## [WORK ITEM]
A verbatim restatement of the data, free of pictures, is what you should output.

## [PROVIDED RECORDS]
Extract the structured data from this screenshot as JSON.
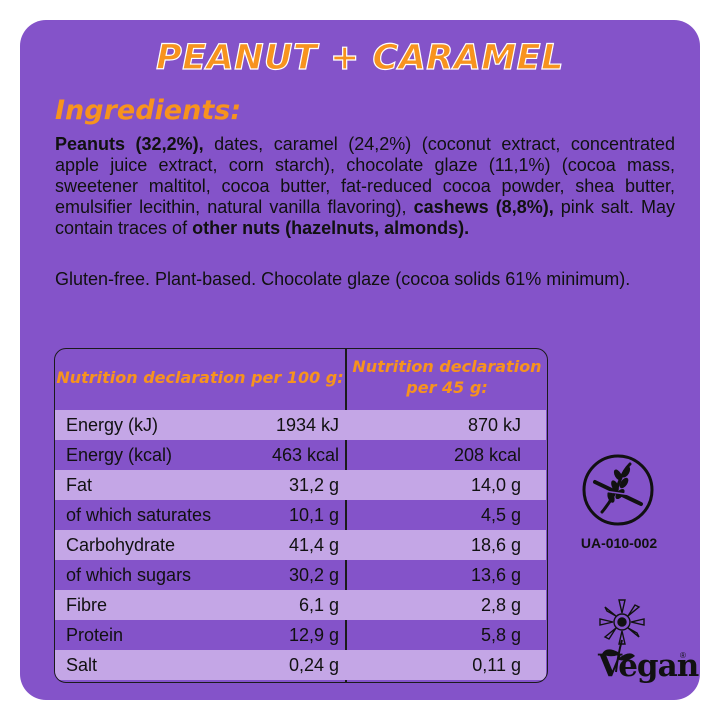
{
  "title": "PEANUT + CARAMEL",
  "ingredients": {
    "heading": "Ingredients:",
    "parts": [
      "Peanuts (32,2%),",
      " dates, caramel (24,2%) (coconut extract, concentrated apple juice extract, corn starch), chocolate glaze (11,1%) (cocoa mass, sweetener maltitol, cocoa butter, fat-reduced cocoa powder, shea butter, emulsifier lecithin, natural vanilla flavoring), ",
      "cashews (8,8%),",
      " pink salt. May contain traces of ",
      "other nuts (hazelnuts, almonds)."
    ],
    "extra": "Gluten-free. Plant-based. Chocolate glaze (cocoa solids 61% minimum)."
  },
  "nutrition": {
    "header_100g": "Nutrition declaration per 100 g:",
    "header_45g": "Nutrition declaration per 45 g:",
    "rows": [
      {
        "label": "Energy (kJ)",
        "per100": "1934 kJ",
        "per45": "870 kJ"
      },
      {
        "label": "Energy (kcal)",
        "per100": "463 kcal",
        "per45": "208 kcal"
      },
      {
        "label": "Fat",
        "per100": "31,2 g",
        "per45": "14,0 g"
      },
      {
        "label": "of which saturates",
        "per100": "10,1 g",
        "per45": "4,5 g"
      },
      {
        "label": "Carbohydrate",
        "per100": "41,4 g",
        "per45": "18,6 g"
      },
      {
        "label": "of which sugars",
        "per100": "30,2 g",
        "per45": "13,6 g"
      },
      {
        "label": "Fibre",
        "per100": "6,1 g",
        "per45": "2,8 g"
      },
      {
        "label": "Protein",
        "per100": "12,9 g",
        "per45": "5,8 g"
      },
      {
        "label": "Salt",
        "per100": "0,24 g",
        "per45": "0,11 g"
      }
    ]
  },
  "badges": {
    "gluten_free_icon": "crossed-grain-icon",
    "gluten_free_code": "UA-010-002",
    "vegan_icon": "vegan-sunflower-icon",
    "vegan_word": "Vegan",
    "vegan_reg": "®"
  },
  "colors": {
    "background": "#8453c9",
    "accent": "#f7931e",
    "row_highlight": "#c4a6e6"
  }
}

## [FINISHED EXERCISE]
Extract the structured data from this screenshot as JSON.
{
  "title": "PEANUT + CARAMEL",
  "ingredients": {
    "heading": "Ingredients:",
    "parts": [
      "Peanuts (32,2%),",
      " dates, caramel (24,2%) (coconut extract, concentrated apple juice extract, corn starch), chocolate glaze (11,1%) (cocoa mass, sweetener maltitol, cocoa butter, fat-reduced cocoa powder, shea butter, emulsifier lecithin, natural vanilla flavoring), ",
      "cashews (8,8%),",
      " pink salt. May contain traces of ",
      "other nuts (hazelnuts, almonds)."
    ],
    "extra": "Gluten-free. Plant-based. Chocolate glaze (cocoa solids 61% minimum)."
  },
  "nutrition": {
    "header_100g": "Nutrition declaration per 100 g:",
    "header_45g": "Nutrition declaration per 45 g:",
    "rows": [
      {
        "label": "Energy (kJ)",
        "per100": "1934 kJ",
        "per45": "870 kJ"
      },
      {
        "label": "Energy (kcal)",
        "per100": "463 kcal",
        "per45": "208 kcal"
      },
      {
        "label": "Fat",
        "per100": "31,2 g",
        "per45": "14,0 g"
      },
      {
        "label": "of which saturates",
        "per100": "10,1 g",
        "per45": "4,5 g"
      },
      {
        "label": "Carbohydrate",
        "per100": "41,4 g",
        "per45": "18,6 g"
      },
      {
        "label": "of which sugars",
        "per100": "30,2 g",
        "per45": "13,6 g"
      },
      {
        "label": "Fibre",
        "per100": "6,1 g",
        "per45": "2,8 g"
      },
      {
        "label": "Protein",
        "per100": "12,9 g",
        "per45": "5,8 g"
      },
      {
        "label": "Salt",
        "per100": "0,24 g",
        "per45": "0,11 g"
      }
    ]
  },
  "badges": {
    "gluten_free_icon": "crossed-grain-icon",
    "gluten_free_code": "UA-010-002",
    "vegan_icon": "vegan-sunflower-icon",
    "vegan_word": "Vegan",
    "vegan_reg": "®"
  },
  "colors": {
    "background": "#8453c9",
    "accent": "#f7931e",
    "row_highlight": "#c4a6e6"
  }
}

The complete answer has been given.